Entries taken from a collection
>> start
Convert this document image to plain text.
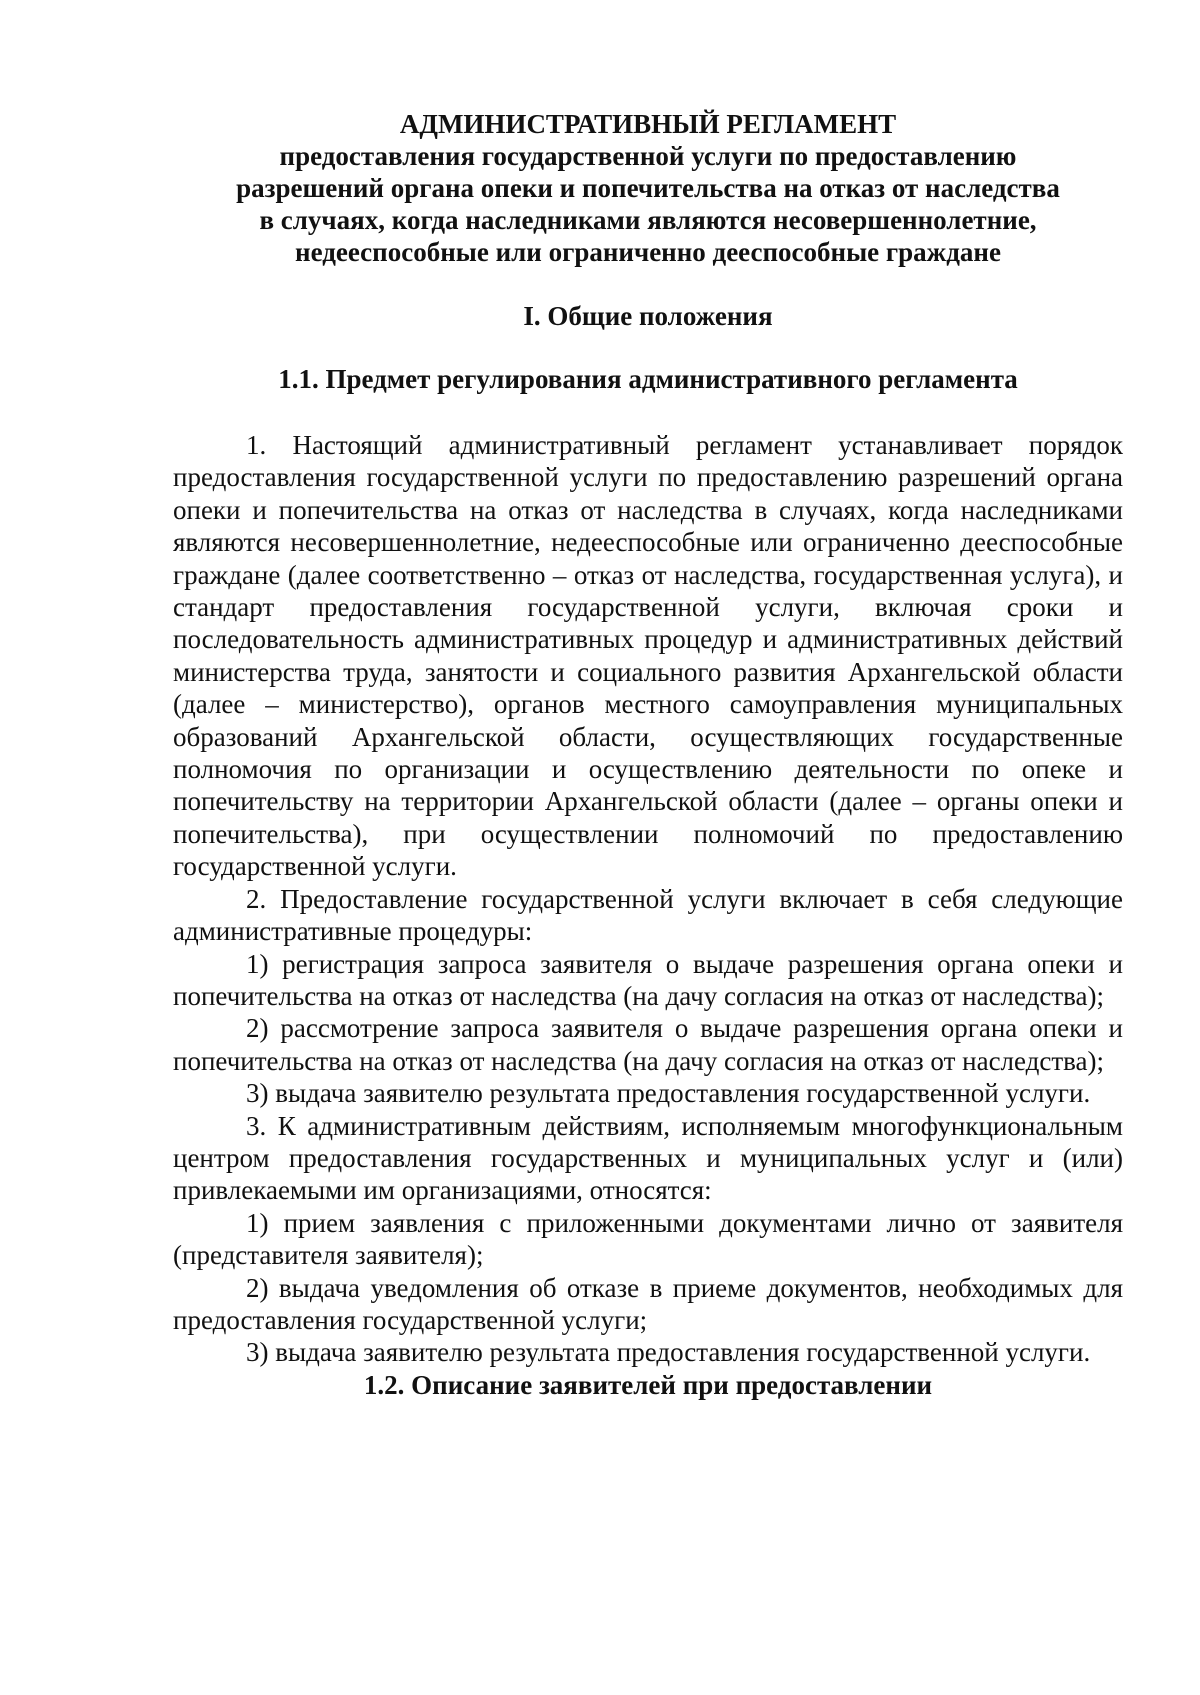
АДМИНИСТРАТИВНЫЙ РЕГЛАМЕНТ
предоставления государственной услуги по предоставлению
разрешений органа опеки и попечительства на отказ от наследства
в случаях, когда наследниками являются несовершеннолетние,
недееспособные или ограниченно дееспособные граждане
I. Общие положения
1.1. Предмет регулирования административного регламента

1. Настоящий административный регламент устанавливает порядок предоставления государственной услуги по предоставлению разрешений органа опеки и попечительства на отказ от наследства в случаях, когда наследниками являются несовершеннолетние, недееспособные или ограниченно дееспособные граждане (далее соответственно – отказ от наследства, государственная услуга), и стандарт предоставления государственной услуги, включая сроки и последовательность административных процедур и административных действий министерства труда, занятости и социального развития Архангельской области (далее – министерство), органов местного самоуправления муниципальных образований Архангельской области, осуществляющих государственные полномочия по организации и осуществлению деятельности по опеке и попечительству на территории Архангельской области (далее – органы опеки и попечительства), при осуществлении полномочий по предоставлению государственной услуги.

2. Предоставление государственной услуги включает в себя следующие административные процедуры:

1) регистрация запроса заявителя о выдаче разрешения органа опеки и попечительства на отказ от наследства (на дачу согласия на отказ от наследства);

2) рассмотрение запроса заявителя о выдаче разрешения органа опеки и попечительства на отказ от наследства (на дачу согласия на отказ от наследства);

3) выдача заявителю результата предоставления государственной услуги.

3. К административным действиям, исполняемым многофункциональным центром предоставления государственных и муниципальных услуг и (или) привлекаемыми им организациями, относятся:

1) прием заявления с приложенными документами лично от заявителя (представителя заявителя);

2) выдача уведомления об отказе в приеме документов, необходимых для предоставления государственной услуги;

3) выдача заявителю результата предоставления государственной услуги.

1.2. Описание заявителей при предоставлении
>> end
Task description:
Word for word, quote the lines above. Omit the pictures.

Output for this exercise:
Convert this document image to plain text.
АДМИНИСТРАТИВНЫЙ РЕГЛАМЕНТ
предоставления государственной услуги по предоставлению
разрешений органа опеки и попечительства на отказ от наследства
в случаях, когда наследниками являются несовершеннолетние,
недееспособные или ограниченно дееспособные граждане
I. Общие положения
1.1. Предмет регулирования административного регламента

1. Настоящий административный регламент устанавливает порядок предоставления государственной услуги по предоставлению разрешений органа опеки и попечительства на отказ от наследства в случаях, когда наследниками являются несовершеннолетние, недееспособные или ограниченно дееспособные граждане (далее соответственно – отказ от наследства, государственная услуга), и стандарт предоставления государственной услуги, включая сроки и последовательность административных процедур и административных действий министерства труда, занятости и социального развития Архангельской области (далее – министерство), органов местного самоуправления муниципальных образований Архангельской области, осуществляющих государственные полномочия по организации и осуществлению деятельности по опеке и попечительству на территории Архангельской области (далее – органы опеки и попечительства), при осуществлении полномочий по предоставлению государственной услуги.

2. Предоставление государственной услуги включает в себя следующие административные процедуры:

1) регистрация запроса заявителя о выдаче разрешения органа опеки и попечительства на отказ от наследства (на дачу согласия на отказ от наследства);

2) рассмотрение запроса заявителя о выдаче разрешения органа опеки и попечительства на отказ от наследства (на дачу согласия на отказ от наследства);

3) выдача заявителю результата предоставления государственной услуги.

3. К административным действиям, исполняемым многофункциональным центром предоставления государственных и муниципальных услуг и (или) привлекаемыми им организациями, относятся:

1) прием заявления с приложенными документами лично от заявителя (представителя заявителя);

2) выдача уведомления об отказе в приеме документов, необходимых для предоставления государственной услуги;

3) выдача заявителю результата предоставления государственной услуги.

1.2. Описание заявителей при предоставлении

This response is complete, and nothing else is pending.